#### What you should do
Report how many lines contain "fedavg". Give the number and nothing else.
* * * * *
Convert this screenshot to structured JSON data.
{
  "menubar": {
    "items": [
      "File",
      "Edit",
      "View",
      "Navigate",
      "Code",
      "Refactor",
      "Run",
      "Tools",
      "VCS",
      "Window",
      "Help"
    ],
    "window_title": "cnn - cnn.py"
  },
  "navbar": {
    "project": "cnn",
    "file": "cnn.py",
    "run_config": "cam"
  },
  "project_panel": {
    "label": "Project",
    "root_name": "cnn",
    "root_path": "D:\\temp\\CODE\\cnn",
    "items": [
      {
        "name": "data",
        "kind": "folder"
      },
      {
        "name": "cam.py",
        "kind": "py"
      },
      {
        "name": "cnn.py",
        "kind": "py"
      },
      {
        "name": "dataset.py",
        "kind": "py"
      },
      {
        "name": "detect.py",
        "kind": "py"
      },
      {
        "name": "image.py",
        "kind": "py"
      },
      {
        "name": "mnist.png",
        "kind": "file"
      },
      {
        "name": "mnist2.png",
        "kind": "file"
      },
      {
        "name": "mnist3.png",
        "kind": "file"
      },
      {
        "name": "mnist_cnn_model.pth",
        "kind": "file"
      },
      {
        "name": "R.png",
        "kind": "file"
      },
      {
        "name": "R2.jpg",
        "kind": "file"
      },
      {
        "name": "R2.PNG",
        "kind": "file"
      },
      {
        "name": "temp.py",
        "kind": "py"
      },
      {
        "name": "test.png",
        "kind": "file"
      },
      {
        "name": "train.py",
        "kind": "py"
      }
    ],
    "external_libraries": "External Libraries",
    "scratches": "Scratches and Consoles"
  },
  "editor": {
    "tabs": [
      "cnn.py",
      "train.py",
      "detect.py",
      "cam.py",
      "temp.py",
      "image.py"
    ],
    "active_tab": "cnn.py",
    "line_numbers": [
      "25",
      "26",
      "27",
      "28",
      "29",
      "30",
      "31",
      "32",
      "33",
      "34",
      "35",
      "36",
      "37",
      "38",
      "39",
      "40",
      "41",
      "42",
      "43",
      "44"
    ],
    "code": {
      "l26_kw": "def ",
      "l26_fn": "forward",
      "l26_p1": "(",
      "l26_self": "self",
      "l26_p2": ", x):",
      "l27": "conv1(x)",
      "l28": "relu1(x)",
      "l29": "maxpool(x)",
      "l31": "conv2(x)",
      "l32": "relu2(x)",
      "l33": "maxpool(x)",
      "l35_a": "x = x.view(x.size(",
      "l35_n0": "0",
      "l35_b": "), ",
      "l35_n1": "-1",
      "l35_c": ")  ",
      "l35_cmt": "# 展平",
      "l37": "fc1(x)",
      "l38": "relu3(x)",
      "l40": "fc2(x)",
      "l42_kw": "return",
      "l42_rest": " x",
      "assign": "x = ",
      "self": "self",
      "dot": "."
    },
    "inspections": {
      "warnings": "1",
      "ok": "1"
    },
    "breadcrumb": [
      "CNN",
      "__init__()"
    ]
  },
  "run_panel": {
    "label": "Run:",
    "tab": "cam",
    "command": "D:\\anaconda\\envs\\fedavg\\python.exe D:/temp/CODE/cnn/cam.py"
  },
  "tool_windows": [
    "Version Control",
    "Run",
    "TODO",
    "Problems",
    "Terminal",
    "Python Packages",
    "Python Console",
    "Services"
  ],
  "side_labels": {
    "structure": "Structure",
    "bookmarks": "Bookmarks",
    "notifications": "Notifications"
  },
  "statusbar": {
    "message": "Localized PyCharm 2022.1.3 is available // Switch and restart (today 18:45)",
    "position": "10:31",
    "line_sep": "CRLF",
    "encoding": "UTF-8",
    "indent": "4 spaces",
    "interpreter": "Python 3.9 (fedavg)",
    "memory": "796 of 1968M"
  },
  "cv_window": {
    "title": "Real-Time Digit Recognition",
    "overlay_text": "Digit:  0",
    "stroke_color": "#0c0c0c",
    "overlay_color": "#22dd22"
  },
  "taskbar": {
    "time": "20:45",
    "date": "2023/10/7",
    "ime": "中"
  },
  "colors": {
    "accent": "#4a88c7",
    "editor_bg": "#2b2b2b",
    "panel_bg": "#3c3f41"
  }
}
* * * * *
#### Output for this task
2